## Start Material for the task
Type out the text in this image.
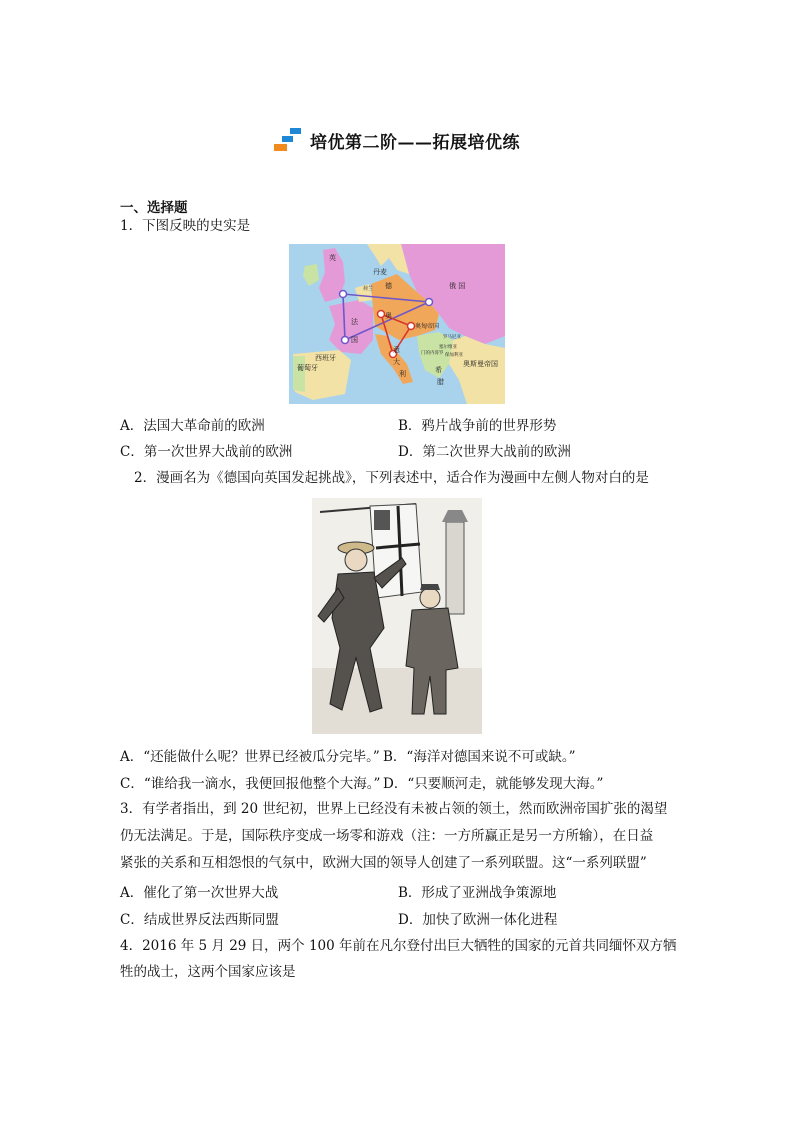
培优第二阶——拓展培优练
一、选择题
1．下图反映的史实是
英
丹麦
荷兰 德	俄 国
法
国
奥
奥匈帝国
葡萄牙
西班牙
意
大
利
罗马尼亚
塞尔维亚
保加利亚
门的内哥罗
希
腊
奥斯曼帝国
A．法国大革命前的欧洲	B．鸦片战争前的世界形势
C．第一次世界大战前的欧洲	D．第二次世界大战前的欧洲
2．漫画名为《德国向英国发起挑战》，下列表述中，适合作为漫画中左侧人物对白的是
A．“还能做什么呢？世界已经被瓜分完毕。” B．“海洋对德国来说不可或缺。”
C．“谁给我一滴水，我便回报他整个大海。” D．“只要顺河走，就能够发现大海。”
3．有学者指出，到 20 世纪初，世界上已经没有未被占领的领土，然而欧洲帝国扩张的渴望
仍无法满足。于是，国际秩序变成一场零和游戏（注：一方所赢正是另一方所输），在日益
紧张的关系和互相怨恨的气氛中，欧洲大国的领导人创建了一系列联盟。这“一系列联盟”
A．催化了第一次世界大战	B．形成了亚洲战争策源地
C．结成世界反法西斯同盟	D．加快了欧洲一体化进程
4．2016 年 5 月 29 日，两个 100 年前在凡尔登付出巨大牺牲的国家的元首共同缅怀双方牺
牲的战士，这两个国家应该是
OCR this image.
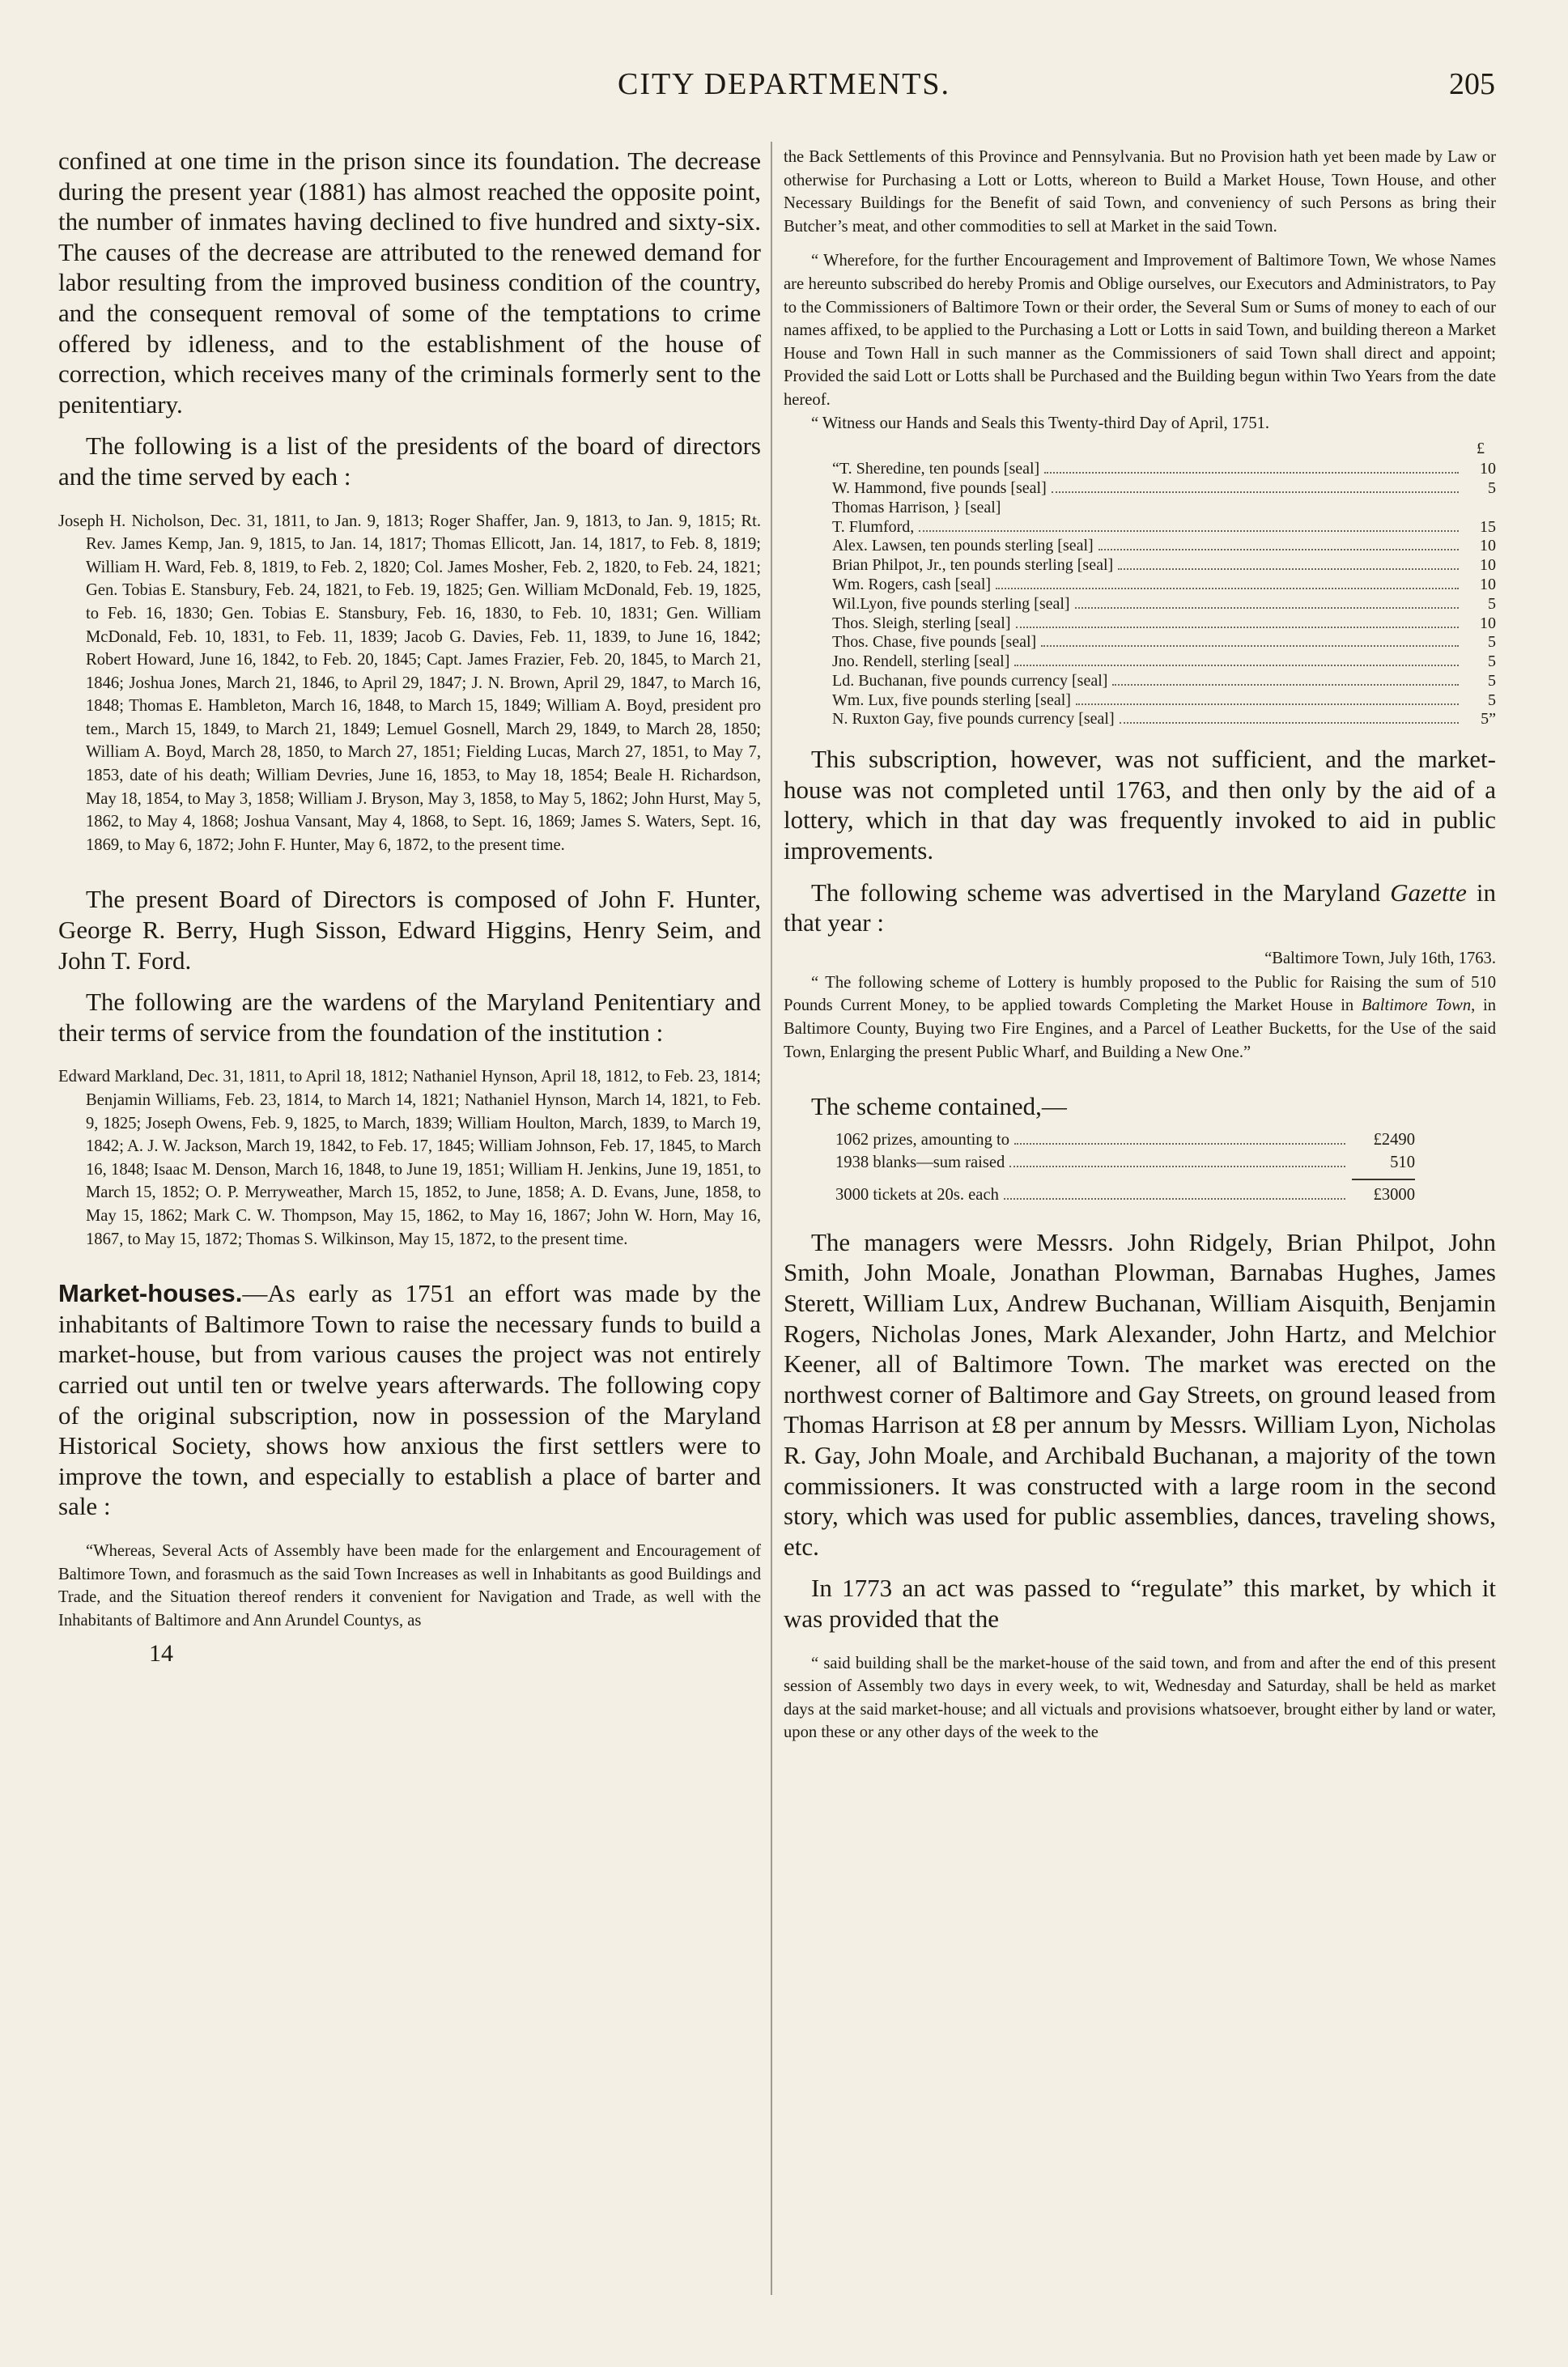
CITY DEPARTMENTS.	205

confined at one time in the prison since its foundation. The decrease during the present year (1881) has almost reached the opposite point, the number of inmates having declined to five hundred and sixty-six. The causes of the decrease are attributed to the renewed demand for labor resulting from the improved business condition of the country, and the consequent removal of some of the temptations to crime offered by idleness, and to the establishment of the house of correction, which receives many of the criminals formerly sent to the penitentiary.

The following is a list of the presidents of the board of directors and the time served by each :

Joseph H. Nicholson, Dec. 31, 1811, to Jan. 9, 1813; Roger Shaffer, Jan. 9, 1813, to Jan. 9, 1815; Rt. Rev. James Kemp, Jan. 9, 1815, to Jan. 14, 1817; Thomas Ellicott, Jan. 14, 1817, to Feb. 8, 1819; William H. Ward, Feb. 8, 1819, to Feb. 2, 1820; Col. James Mosher, Feb. 2, 1820, to Feb. 24, 1821; Gen. Tobias E. Stansbury, Feb. 24, 1821, to Feb. 19, 1825; Gen. William McDonald, Feb. 19, 1825, to Feb. 16, 1830; Gen. Tobias E. Stansbury, Feb. 16, 1830, to Feb. 10, 1831; Gen. William McDonald, Feb. 10, 1831, to Feb. 11, 1839; Jacob G. Davies, Feb. 11, 1839, to June 16, 1842; Robert Howard, June 16, 1842, to Feb. 20, 1845; Capt. James Frazier, Feb. 20, 1845, to March 21, 1846; Joshua Jones, March 21, 1846, to April 29, 1847; J. N. Brown, April 29, 1847, to March 16, 1848; Thomas E. Hambleton, March 16, 1848, to March 15, 1849; William A. Boyd, president pro tem., March 15, 1849, to March 21, 1849; Lemuel Gosnell, March 29, 1849, to March 28, 1850; William A. Boyd, March 28, 1850, to March 27, 1851; Fielding Lucas, March 27, 1851, to May 7, 1853, date of his death; William Devries, June 16, 1853, to May 18, 1854; Beale H. Richardson, May 18, 1854, to May 3, 1858; William J. Bryson, May 3, 1858, to May 5, 1862; John Hurst, May 5, 1862, to May 4, 1868; Joshua Vansant, May 4, 1868, to Sept. 16, 1869; James S. Waters, Sept. 16, 1869, to May 6, 1872; John F. Hunter, May 6, 1872, to the present time.

The present Board of Directors is composed of John F. Hunter, George R. Berry, Hugh Sisson, Edward Higgins, Henry Seim, and John T. Ford.

The following are the wardens of the Maryland Penitentiary and their terms of service from the foundation of the institution :

Edward Markland, Dec. 31, 1811, to April 18, 1812; Nathaniel Hynson, April 18, 1812, to Feb. 23, 1814; Benjamin Williams, Feb. 23, 1814, to March 14, 1821; Nathaniel Hynson, March 14, 1821, to Feb. 9, 1825; Joseph Owens, Feb. 9, 1825, to March, 1839; William Houlton, March, 1839, to March 19, 1842; A. J. W. Jackson, March 19, 1842, to Feb. 17, 1845; William Johnson, Feb. 17, 1845, to March 16, 1848; Isaac M. Denson, March 16, 1848, to June 19, 1851; William H. Jenkins, June 19, 1851, to March 15, 1852; O. P. Merryweather, March 15, 1852, to June, 1858; A. D. Evans, June, 1858, to May 15, 1862; Mark C. W. Thompson, May 15, 1862, to May 16, 1867; John W. Horn, May 16, 1867, to May 15, 1872; Thomas S. Wilkinson, May 15, 1872, to the present time.

Market-houses.—As early as 1751 an effort was made by the inhabitants of Baltimore Town to raise the necessary funds to build a market-house, but from various causes the project was not entirely carried out until ten or twelve years afterwards. The following copy of the original subscription, now in possession of the Maryland Historical Society, shows how anxious the first settlers were to improve the town, and especially to establish a place of barter and sale :

“Whereas, Several Acts of Assembly have been made for the enlargement and Encouragement of Baltimore Town, and forasmuch as the said Town Increases as well in Inhabitants as good Buildings and Trade, and the Situation thereof renders it convenient for Navigation and Trade, as well with the Inhabitants of Baltimore and Ann Arundel Countys, as

14

the Back Settlements of this Province and Pennsylvania. But no Provision hath yet been made by Law or otherwise for Purchasing a Lott or Lotts, whereon to Build a Market House, Town House, and other Necessary Buildings for the Benefit of said Town, and conveniency of such Persons as bring their Butcher’s meat, and other commodities to sell at Market in the said Town.

“ Wherefore, for the further Encouragement and Improvement of Baltimore Town, We whose Names are hereunto subscribed do hereby Promis and Oblige ourselves, our Executors and Administrators, to Pay to the Commissioners of Baltimore Town or their order, the Several Sum or Sums of money to each of our names affixed, to be applied to the Purchasing a Lott or Lotts in said Town, and building thereon a Market House and Town Hall in such manner as the Commissioners of said Town shall direct and appoint; Provided the said Lott or Lotts shall be Purchased and the Building begun within Two Years from the date hereof.

“ Witness our Hands and Seals this Twenty-third Day of April, 1751.

£
“T. Sheredine, ten pounds [seal]	10
W. Hammond, five pounds [seal]	5
Thomas Harrison, } [seal]
T. Flumford,	15
Alex. Lawsen, ten pounds sterling [seal]	10
Brian Philpot, Jr., ten pounds sterling [seal]	10
Wm. Rogers, cash [seal]	10
Wil.Lyon, five pounds sterling [seal]	5
Thos. Sleigh, sterling [seal]	10
Thos. Chase, five pounds [seal]	5
Jno. Rendell, sterling [seal]	5
Ld. Buchanan, five pounds currency [seal]	5
Wm. Lux, five pounds sterling [seal]	5
N. Ruxton Gay, five pounds currency [seal]	5”

This subscription, however, was not sufficient, and the market-house was not completed until 1763, and then only by the aid of a lottery, which in that day was frequently invoked to aid in public improvements.

The following scheme was advertised in the Maryland Gazette in that year :

“Baltimore Town, July 16th, 1763.

“ The following scheme of Lottery is humbly proposed to the Public for Raising the sum of 510 Pounds Current Money, to be applied towards Completing the Market House in Baltimore Town, in Baltimore County, Buying two Fire Engines, and a Parcel of Leather Bucketts, for the Use of the said Town, Enlarging the present Public Wharf, and Building a New One.”

The scheme contained,—

1062 prizes, amounting to	£2490
1938 blanks—sum raised	510
3000 tickets at 20s. each	£3000

The managers were Messrs. John Ridgely, Brian Philpot, John Smith, John Moale, Jonathan Plowman, Barnabas Hughes, James Sterett, William Lux, Andrew Buchanan, William Aisquith, Benjamin Rogers, Nicholas Jones, Mark Alexander, John Hartz, and Melchior Keener, all of Baltimore Town. The market was erected on the northwest corner of Baltimore and Gay Streets, on ground leased from Thomas Harrison at £8 per annum by Messrs. William Lyon, Nicholas R. Gay, John Moale, and Archibald Buchanan, a majority of the town commissioners. It was constructed with a large room in the second story, which was used for public assemblies, dances, traveling shows, etc.

In 1773 an act was passed to “regulate” this market, by which it was provided that the

“ said building shall be the market-house of the said town, and from and after the end of this present session of Assembly two days in every week, to wit, Wednesday and Saturday, shall be held as market days at the said market-house; and all victuals and provisions whatsoever, brought either by land or water, upon these or any other days of the week to the
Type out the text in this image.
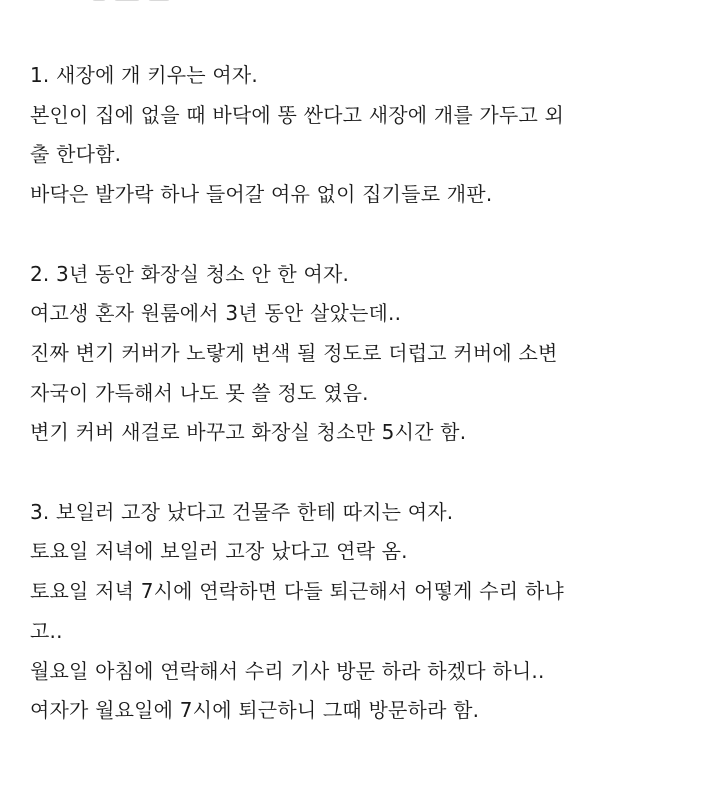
1. 새장에 개 키우는 여자.

본인이 집에 없을 때 바닥에 똥 싼다고 새장에 개를 가두고 외

출 한다함.

바닥은 발가락 하나 들어갈 여유 없이 집기들로 개판.

2. 3년 동안 화장실 청소 안 한 여자.

여고생 혼자 원룸에서 3년 동안 살았는데..

진짜 변기 커버가 노랗게 변색 될 정도로 더럽고 커버에 소변

자국이 가득해서 나도 못 쓸 정도 였음.

변기 커버 새걸로 바꾸고 화장실 청소만 5시간 함.

3. 보일러 고장 났다고 건물주 한테 따지는 여자.

토요일 저녁에 보일러 고장 났다고 연락 옴.

토요일 저녁 7시에 연락하면 다들 퇴근해서 어떻게 수리 하냐

고..

월요일 아침에 연락해서 수리 기사 방문 하라 하겠다 하니..

여자가 월요일에 7시에 퇴근하니 그때 방문하라 함.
## End Material for the task
Set problem ▸ Scan the listing above for the word "causes" and copy every line that holds it.

In response ▸
confined at one time in the prison since its foundation. The decrease during the present year (1881) has almost reached the opposite point, the number of inmates having declined to five hundred and sixty-six. The causes of the decrease are attributed to the renewed demand for labor resulting from the improved business condition of the country, and the consequent removal of some of the temptations to crime offered by idleness, and to the establishment of the house of correction, which receives many of the criminals formerly sent to the penitentiary.
Market-houses.—As early as 1751 an effort was made by the inhabitants of Baltimore Town to raise the necessary funds to build a market-house, but from various causes the project was not entirely carried out until ten or twelve years afterwards. The following copy of the original subscription, now in possession of the Maryland Historical Society, shows how anxious the first settlers were to improve the town, and especially to establish a place of barter and sale :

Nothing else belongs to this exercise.